WRITTEN INSTRUCTION
Scan the material for the word "продуктивность", and copy each line where it shows up.

*****

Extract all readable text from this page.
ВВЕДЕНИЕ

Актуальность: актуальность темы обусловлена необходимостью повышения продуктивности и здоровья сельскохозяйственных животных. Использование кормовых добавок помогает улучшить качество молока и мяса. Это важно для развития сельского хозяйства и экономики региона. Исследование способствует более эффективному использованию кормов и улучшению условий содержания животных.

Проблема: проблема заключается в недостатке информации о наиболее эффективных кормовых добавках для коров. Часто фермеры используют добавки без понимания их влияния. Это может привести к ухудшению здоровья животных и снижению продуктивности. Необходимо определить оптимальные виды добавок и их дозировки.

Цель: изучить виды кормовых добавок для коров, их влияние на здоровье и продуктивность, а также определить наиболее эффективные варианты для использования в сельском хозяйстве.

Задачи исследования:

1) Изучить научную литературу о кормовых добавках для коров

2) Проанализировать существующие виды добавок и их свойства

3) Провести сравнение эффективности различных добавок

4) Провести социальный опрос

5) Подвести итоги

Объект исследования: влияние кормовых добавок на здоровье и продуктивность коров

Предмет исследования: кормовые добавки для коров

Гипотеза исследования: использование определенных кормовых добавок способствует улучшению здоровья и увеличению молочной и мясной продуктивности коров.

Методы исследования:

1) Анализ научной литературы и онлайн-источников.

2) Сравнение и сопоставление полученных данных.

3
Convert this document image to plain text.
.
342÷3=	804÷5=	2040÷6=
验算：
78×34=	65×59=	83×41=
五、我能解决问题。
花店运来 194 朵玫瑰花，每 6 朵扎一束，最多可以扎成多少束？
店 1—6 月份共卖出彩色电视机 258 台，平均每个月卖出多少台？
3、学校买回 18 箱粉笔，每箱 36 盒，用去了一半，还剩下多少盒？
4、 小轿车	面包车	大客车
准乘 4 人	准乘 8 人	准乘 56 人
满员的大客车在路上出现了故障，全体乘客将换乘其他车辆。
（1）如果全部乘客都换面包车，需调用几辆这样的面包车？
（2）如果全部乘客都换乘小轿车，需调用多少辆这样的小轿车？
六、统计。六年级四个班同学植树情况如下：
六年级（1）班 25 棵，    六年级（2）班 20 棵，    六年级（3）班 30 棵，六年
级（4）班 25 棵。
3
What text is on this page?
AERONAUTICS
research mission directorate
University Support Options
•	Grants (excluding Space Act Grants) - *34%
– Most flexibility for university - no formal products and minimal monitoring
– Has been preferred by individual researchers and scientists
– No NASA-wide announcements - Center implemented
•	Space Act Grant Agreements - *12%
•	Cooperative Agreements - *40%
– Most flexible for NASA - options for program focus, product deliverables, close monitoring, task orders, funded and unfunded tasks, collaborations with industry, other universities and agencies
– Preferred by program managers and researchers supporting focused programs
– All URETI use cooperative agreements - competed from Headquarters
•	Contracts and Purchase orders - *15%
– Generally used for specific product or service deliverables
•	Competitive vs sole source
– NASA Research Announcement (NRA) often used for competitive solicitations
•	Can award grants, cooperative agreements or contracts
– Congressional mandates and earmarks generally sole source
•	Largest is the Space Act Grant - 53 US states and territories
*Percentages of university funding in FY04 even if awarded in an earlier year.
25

*****

WORKED ANSWER
Цель: изучить виды кормовых добавок для коров, их влияние на здоровье и продуктивность, а также определить наиболее эффективные варианты для использования в сельском хозяйстве.
Объект исследования: влияние кормовых добавок на здоровье и продуктивность коров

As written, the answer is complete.